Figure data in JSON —
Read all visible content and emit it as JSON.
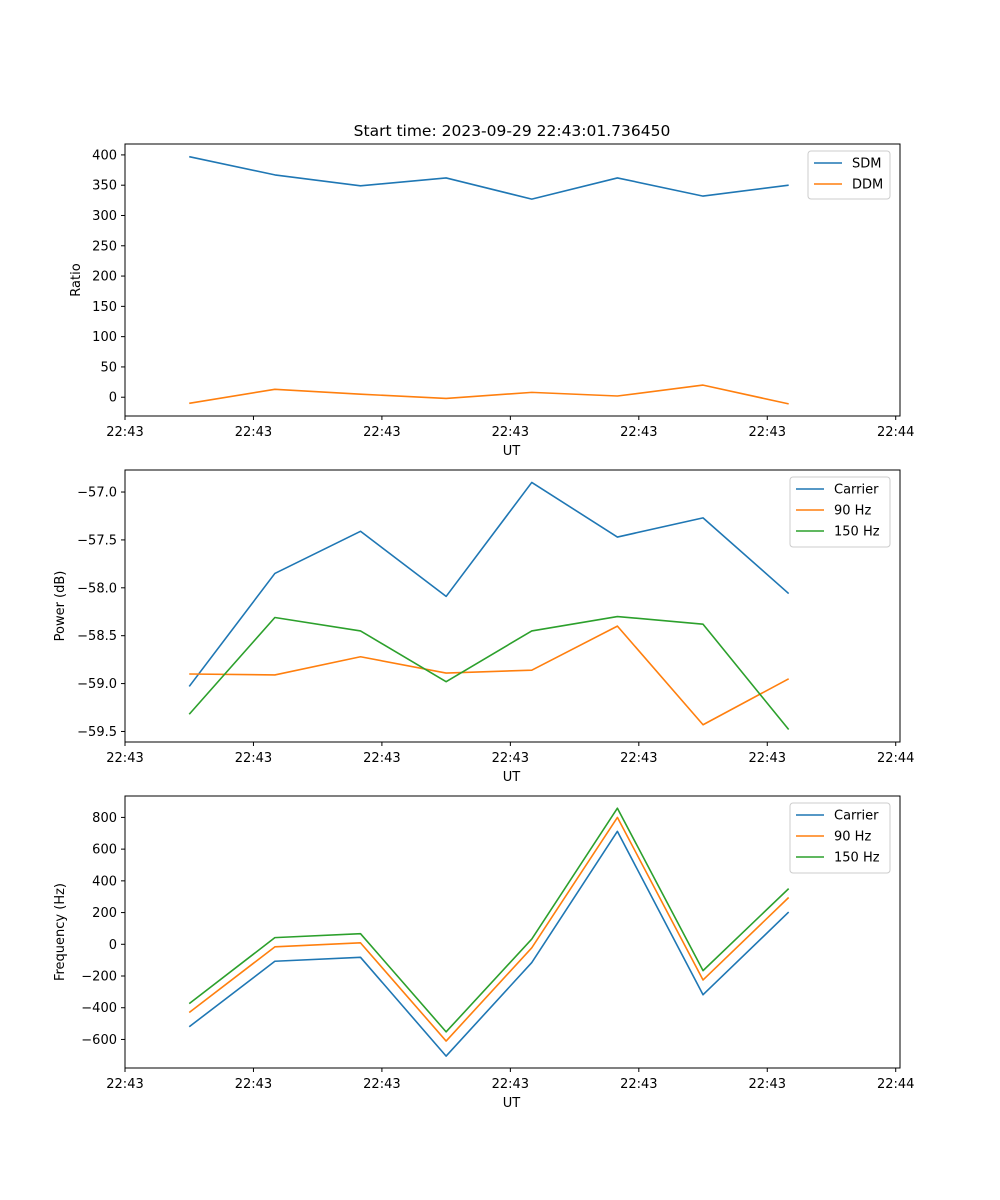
{
  "figure_title": "Start time: 2023-09-29 22:43:01.736450",
  "colors": {
    "c0": "#1f77b4",
    "c1": "#ff7f0e",
    "c2": "#2ca02c"
  },
  "chart_data": [
    {
      "type": "line",
      "title": "Start time: 2023-09-29 22:43:01.736450",
      "xlabel": "UT",
      "ylabel": "Ratio",
      "x": [
        0,
        1,
        2,
        3,
        4,
        5,
        6,
        7
      ],
      "xlim": [
        -0.75,
        8.3
      ],
      "xticks": [
        -0.75,
        0.75,
        2.25,
        3.75,
        5.25,
        6.75,
        8.25
      ],
      "xtick_labels": [
        "22:43",
        "22:43",
        "22:43",
        "22:43",
        "22:43",
        "22:43",
        "22:44"
      ],
      "ylim": [
        -31,
        418
      ],
      "yticks": [
        0,
        50,
        100,
        150,
        200,
        250,
        300,
        350,
        400
      ],
      "ytick_labels": [
        "0",
        "50",
        "100",
        "150",
        "200",
        "250",
        "300",
        "350",
        "400"
      ],
      "legend_position": "top-right",
      "series": [
        {
          "name": "SDM",
          "color": "#1f77b4",
          "values": [
            397,
            367,
            349,
            362,
            327,
            362,
            332,
            350
          ]
        },
        {
          "name": "DDM",
          "color": "#ff7f0e",
          "values": [
            -10,
            13,
            5,
            -2,
            8,
            2,
            20,
            -11
          ]
        }
      ]
    },
    {
      "type": "line",
      "title": "",
      "xlabel": "UT",
      "ylabel": "Power (dB)",
      "x": [
        0,
        1,
        2,
        3,
        4,
        5,
        6,
        7
      ],
      "xlim": [
        -0.75,
        8.3
      ],
      "xticks": [
        -0.75,
        0.75,
        2.25,
        3.75,
        5.25,
        6.75,
        8.25
      ],
      "xtick_labels": [
        "22:43",
        "22:43",
        "22:43",
        "22:43",
        "22:43",
        "22:43",
        "22:44"
      ],
      "ylim": [
        -59.61,
        -56.77
      ],
      "yticks": [
        -57.0,
        -57.5,
        -58.0,
        -58.5,
        -59.0,
        -59.5
      ],
      "ytick_labels": [
        "−57.0",
        "−57.5",
        "−58.0",
        "−58.5",
        "−59.0",
        "−59.5"
      ],
      "legend_position": "top-right",
      "series": [
        {
          "name": "Carrier",
          "color": "#1f77b4",
          "values": [
            -59.03,
            -57.85,
            -57.41,
            -58.09,
            -56.9,
            -57.47,
            -57.27,
            -58.06
          ]
        },
        {
          "name": "90 Hz",
          "color": "#ff7f0e",
          "values": [
            -58.9,
            -58.91,
            -58.72,
            -58.89,
            -58.86,
            -58.4,
            -59.43,
            -58.95
          ]
        },
        {
          "name": "150 Hz",
          "color": "#2ca02c",
          "values": [
            -59.32,
            -58.31,
            -58.45,
            -58.98,
            -58.45,
            -58.3,
            -58.38,
            -59.48
          ]
        }
      ]
    },
    {
      "type": "line",
      "title": "",
      "xlabel": "UT",
      "ylabel": "Frequency (Hz)",
      "x": [
        0,
        1,
        2,
        3,
        4,
        5,
        6,
        7
      ],
      "xlim": [
        -0.75,
        8.3
      ],
      "xticks": [
        -0.75,
        0.75,
        2.25,
        3.75,
        5.25,
        6.75,
        8.25
      ],
      "xtick_labels": [
        "22:43",
        "22:43",
        "22:43",
        "22:43",
        "22:43",
        "22:43",
        "22:44"
      ],
      "ylim": [
        -780,
        935
      ],
      "yticks": [
        800,
        600,
        400,
        200,
        0,
        -200,
        -400,
        -600
      ],
      "ytick_labels": [
        "800",
        "600",
        "400",
        "200",
        "0",
        "−200",
        "−400",
        "−600"
      ],
      "legend_position": "top-right",
      "series": [
        {
          "name": "Carrier",
          "color": "#1f77b4",
          "values": [
            -520,
            -107,
            -82,
            -705,
            -115,
            712,
            -318,
            203
          ]
        },
        {
          "name": "90 Hz",
          "color": "#ff7f0e",
          "values": [
            -430,
            -16,
            9,
            -610,
            -22,
            800,
            -225,
            295
          ]
        },
        {
          "name": "150 Hz",
          "color": "#2ca02c",
          "values": [
            -374,
            42,
            67,
            -552,
            33,
            858,
            -166,
            351
          ]
        }
      ]
    }
  ]
}
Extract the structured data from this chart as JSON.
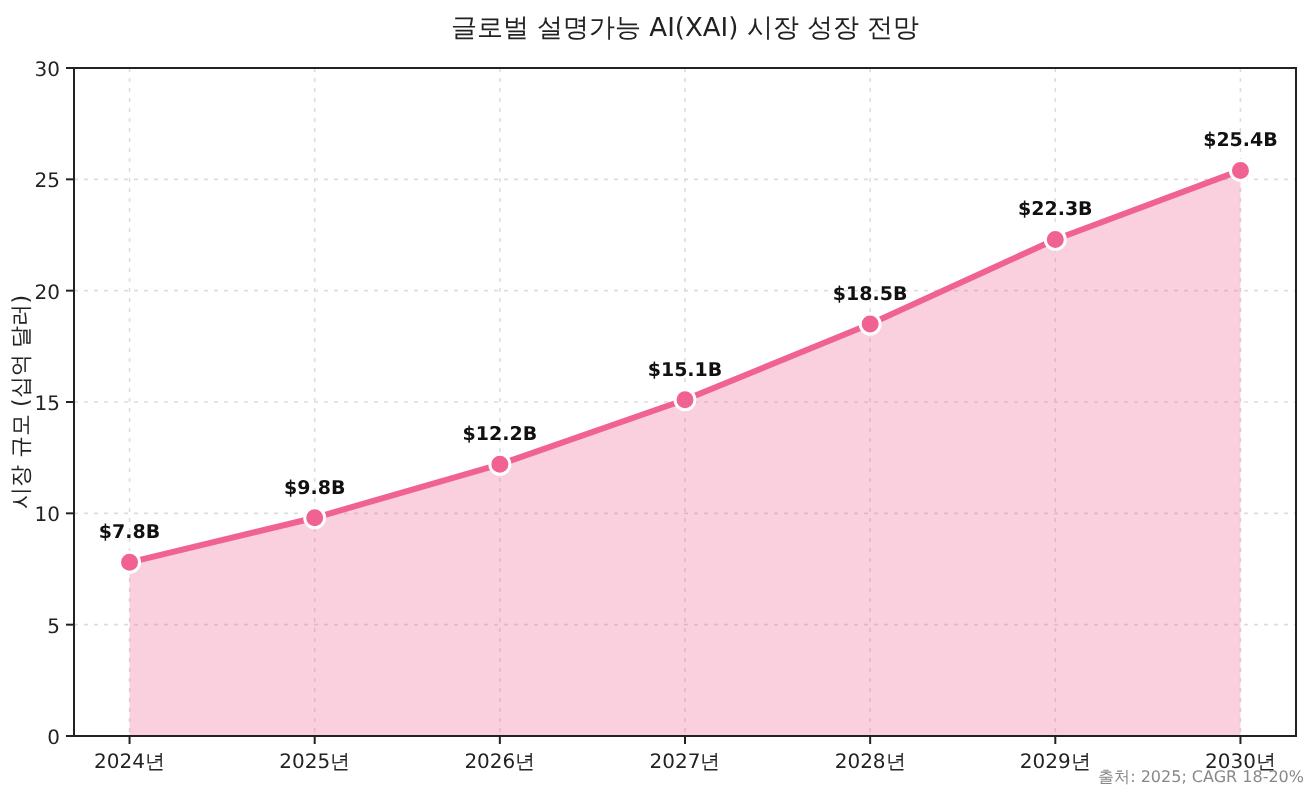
{
  "chart_data": {
    "type": "area",
    "title": "글로벌 설명가능 AI(XAI) 시장 성장 전망",
    "ylabel": "시장 규모 (십억 달러)",
    "categories": [
      "2024년",
      "2025년",
      "2026년",
      "2027년",
      "2028년",
      "2029년",
      "2030년"
    ],
    "series": [
      {
        "color": "#f06292",
        "values": [
          7.8,
          9.8,
          12.2,
          15.1,
          18.5,
          22.3,
          25.4
        ],
        "value_labels": [
          "$7.8B",
          "$9.8B",
          "$12.2B",
          "$15.1B",
          "$18.5B",
          "$22.3B",
          "$25.4B"
        ]
      }
    ],
    "ylim": [
      0,
      30
    ],
    "yticks": [
      0,
      5,
      10,
      15,
      20,
      25,
      30
    ],
    "grid": true,
    "marker": "circle",
    "line_style": "solid",
    "annotations": [
      "출처: 2025; CAGR 18-20%"
    ]
  }
}
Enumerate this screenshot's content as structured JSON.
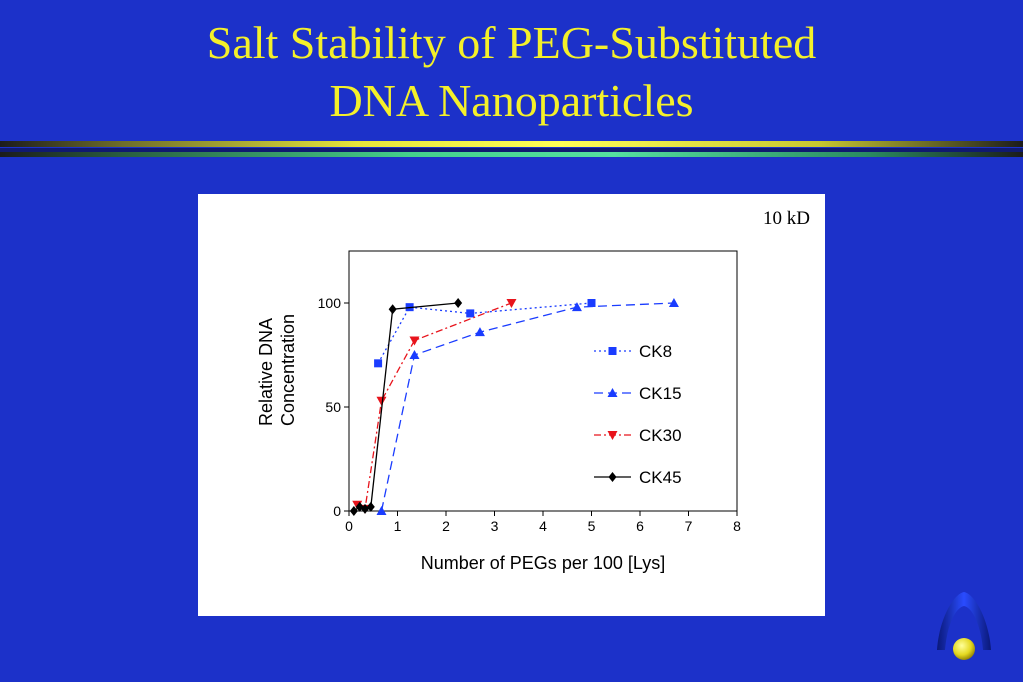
{
  "slide": {
    "title_line1": "Salt Stability of PEG-Substituted",
    "title_line2": "DNA Nanoparticles"
  },
  "colors": {
    "background": "#1c31c9",
    "title": "#f4f02a",
    "CK8": "#1a3cff",
    "CK15": "#1a3cff",
    "CK30": "#e8141c",
    "CK45": "#000000"
  },
  "chart_data": {
    "type": "line",
    "annotation": "10 kD",
    "xlabel": "Number of PEGs per 100 [Lys]",
    "ylabel_lines": [
      "Relative DNA",
      "Concentration"
    ],
    "xlim": [
      0,
      8
    ],
    "ylim": [
      0,
      125
    ],
    "xticks": [
      0,
      1,
      2,
      3,
      4,
      5,
      6,
      7,
      8
    ],
    "yticks": [
      0,
      50,
      100
    ],
    "grid": false,
    "legend_position": "right",
    "series": [
      {
        "name": "CK8",
        "color": "#1a3cff",
        "marker": "square",
        "dash": "2,3",
        "points": [
          [
            0.6,
            71
          ],
          [
            1.25,
            98
          ],
          [
            2.5,
            95
          ],
          [
            5.0,
            100
          ]
        ]
      },
      {
        "name": "CK15",
        "color": "#1a3cff",
        "marker": "triangle-up",
        "dash": "9,5",
        "points": [
          [
            0.67,
            0
          ],
          [
            1.35,
            75
          ],
          [
            2.7,
            86
          ],
          [
            4.7,
            98
          ],
          [
            6.7,
            100
          ]
        ]
      },
      {
        "name": "CK30",
        "color": "#e8141c",
        "marker": "triangle-down",
        "dash": "7,3,2,3",
        "points": [
          [
            0.17,
            3
          ],
          [
            0.33,
            1
          ],
          [
            0.67,
            53
          ],
          [
            1.35,
            82
          ],
          [
            3.35,
            100
          ]
        ]
      },
      {
        "name": "CK45",
        "color": "#000000",
        "marker": "diamond",
        "dash": "",
        "points": [
          [
            0.1,
            0
          ],
          [
            0.22,
            2
          ],
          [
            0.33,
            1
          ],
          [
            0.45,
            2
          ],
          [
            0.9,
            97
          ],
          [
            2.25,
            100
          ]
        ]
      }
    ]
  }
}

STATED GOAL —
From the data above, show each line that contains "Start".

FINAL ANSWER —
  "figure_title": "Start time: 2023-09-29 22:43:01.736450",
      "title": "Start time: 2023-09-29 22:43:01.736450",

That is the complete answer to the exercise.